#### PASSAGE PROVIDED ####

Project

General

Profile

Actions

Feature #63889

open

OSD (trim_maps): Missing periodic MOSDMap updates from monitor

Added by jianwei zhang 5 months ago. Updated 5 months ago.

Status:
New
Priority:
Low
Category:
-
Target version:
-
% Done:

0%

Source:
Tags:
Backport:
Reviewed:
12/25/2023
Affected Versions:
Component(RADOS):
OSD
Pull request ID:

Description

OSDMap trimming lower bound is originated from the monitor's `osdmap_first_committed` epoch.
This value is shared from the monitor to the OSDs through OSDMap messages (MOSDMaps).
In the scenario where there is no OSDMap related activity, the monitor may have new `osdmap_first_committed` epoch without informing the OSDs about it.
As a result the OSDSuperblock::cluster_osdmap_trim_lower_bound (mon's `osdmap_first_committed`)

#### GIVEN DATA ####

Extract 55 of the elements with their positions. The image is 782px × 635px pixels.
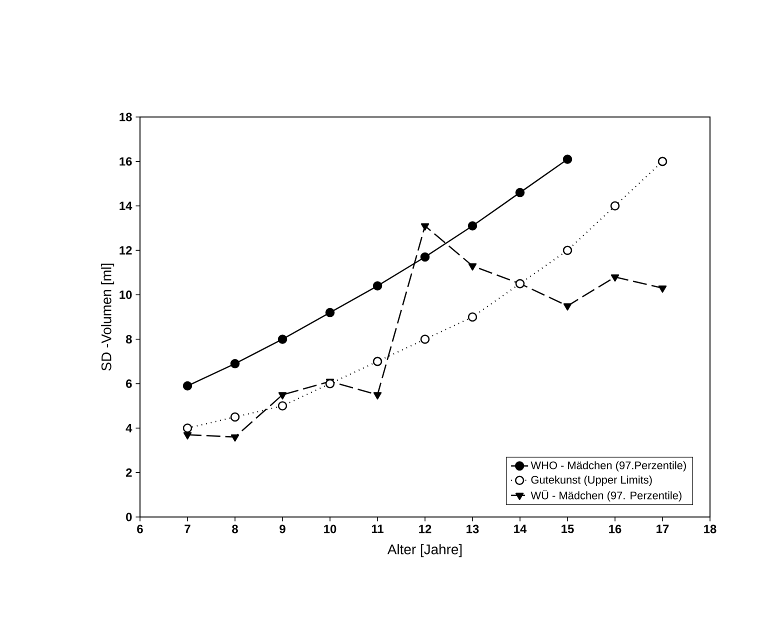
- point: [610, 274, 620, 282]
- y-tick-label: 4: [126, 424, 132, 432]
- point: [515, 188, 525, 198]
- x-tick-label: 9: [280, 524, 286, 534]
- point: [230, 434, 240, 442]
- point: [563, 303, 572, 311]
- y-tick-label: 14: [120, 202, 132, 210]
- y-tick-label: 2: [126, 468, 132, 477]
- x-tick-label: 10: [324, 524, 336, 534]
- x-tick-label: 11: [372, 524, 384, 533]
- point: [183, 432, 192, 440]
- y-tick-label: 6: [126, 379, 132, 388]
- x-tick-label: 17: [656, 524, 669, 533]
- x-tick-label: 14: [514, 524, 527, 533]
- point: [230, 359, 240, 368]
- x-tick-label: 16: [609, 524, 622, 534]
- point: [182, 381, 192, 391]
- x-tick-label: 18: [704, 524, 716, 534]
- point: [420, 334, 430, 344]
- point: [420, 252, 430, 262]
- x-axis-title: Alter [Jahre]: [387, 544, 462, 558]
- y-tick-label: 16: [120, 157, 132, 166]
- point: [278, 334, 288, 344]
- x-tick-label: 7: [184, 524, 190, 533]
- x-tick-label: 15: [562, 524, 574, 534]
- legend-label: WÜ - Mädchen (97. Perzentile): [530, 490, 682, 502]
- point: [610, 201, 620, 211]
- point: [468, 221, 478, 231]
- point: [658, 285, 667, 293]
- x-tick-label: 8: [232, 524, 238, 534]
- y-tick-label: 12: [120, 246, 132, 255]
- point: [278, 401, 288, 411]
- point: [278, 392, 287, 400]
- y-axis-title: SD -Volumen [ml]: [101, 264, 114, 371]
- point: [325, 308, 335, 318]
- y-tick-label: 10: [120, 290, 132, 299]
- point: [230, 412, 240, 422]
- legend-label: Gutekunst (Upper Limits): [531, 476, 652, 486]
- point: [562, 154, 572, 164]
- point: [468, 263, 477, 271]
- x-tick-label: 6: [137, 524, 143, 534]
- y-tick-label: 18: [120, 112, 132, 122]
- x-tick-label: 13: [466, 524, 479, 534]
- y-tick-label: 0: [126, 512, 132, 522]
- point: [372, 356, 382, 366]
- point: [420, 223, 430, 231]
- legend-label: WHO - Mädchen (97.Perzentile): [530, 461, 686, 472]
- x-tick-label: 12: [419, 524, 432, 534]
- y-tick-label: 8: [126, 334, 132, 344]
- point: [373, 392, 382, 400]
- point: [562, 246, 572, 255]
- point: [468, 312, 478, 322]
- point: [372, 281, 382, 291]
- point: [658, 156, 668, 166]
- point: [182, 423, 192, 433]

####
#### GIVEN DATA ####

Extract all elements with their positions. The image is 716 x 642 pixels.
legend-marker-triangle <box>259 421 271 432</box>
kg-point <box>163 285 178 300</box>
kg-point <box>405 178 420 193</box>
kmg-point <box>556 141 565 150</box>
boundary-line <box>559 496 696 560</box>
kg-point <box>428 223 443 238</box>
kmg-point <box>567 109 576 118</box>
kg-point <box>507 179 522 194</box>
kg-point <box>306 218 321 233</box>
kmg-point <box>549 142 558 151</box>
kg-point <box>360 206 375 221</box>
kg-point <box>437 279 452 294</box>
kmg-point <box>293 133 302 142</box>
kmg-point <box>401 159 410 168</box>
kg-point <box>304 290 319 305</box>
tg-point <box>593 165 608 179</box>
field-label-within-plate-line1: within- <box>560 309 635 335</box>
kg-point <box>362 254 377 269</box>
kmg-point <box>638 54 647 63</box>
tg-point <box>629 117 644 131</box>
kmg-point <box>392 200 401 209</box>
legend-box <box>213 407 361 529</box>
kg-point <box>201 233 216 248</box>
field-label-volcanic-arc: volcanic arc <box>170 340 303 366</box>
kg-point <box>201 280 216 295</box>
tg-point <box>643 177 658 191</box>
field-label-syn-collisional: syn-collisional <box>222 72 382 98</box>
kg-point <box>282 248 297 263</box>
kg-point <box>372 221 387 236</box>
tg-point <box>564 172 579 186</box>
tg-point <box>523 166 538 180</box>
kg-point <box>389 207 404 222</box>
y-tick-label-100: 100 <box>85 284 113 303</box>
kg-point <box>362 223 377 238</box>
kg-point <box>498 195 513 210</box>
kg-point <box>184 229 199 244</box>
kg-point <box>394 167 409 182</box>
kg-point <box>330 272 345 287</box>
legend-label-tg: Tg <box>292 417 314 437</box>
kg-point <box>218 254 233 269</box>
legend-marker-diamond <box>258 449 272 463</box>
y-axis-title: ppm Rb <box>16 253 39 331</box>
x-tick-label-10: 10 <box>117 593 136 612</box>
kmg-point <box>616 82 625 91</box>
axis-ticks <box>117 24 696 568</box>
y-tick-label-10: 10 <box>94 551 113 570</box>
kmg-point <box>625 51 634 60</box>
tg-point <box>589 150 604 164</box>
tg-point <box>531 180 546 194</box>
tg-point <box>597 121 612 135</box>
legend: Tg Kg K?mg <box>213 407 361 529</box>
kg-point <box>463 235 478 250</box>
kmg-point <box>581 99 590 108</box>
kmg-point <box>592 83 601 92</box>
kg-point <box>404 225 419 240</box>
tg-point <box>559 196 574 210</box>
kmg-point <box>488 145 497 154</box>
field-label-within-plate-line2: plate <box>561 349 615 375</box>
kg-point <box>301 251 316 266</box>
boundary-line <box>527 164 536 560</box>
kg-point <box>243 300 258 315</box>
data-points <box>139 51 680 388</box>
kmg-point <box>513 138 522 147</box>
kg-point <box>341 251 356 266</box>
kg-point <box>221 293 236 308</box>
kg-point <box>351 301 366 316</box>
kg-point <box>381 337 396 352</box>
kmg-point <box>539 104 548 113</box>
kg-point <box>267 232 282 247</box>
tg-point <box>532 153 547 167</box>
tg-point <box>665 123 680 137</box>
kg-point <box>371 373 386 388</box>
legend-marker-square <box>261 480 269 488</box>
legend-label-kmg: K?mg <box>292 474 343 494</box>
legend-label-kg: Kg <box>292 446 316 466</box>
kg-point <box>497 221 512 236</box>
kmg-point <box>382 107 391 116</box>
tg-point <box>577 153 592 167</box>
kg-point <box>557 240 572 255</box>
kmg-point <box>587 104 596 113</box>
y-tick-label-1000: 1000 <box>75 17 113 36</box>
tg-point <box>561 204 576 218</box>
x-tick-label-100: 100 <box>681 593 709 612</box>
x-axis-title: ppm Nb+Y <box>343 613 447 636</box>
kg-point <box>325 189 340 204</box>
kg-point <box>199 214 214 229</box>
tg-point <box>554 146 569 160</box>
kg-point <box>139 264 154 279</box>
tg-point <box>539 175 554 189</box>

####

_WHAT YOU ARE ASKED TO DO_. From the feature page about missing MOSDMap updates, list each metadata field that has an actual value filled in (not a dash or blank), along with that value. The records play no part in what follows.

_ANSWER BELOW_.
- Status: New
- Priority: Low
- % Done: 0%
- Reviewed: 12/25/2023
- Component(RADOS): OSD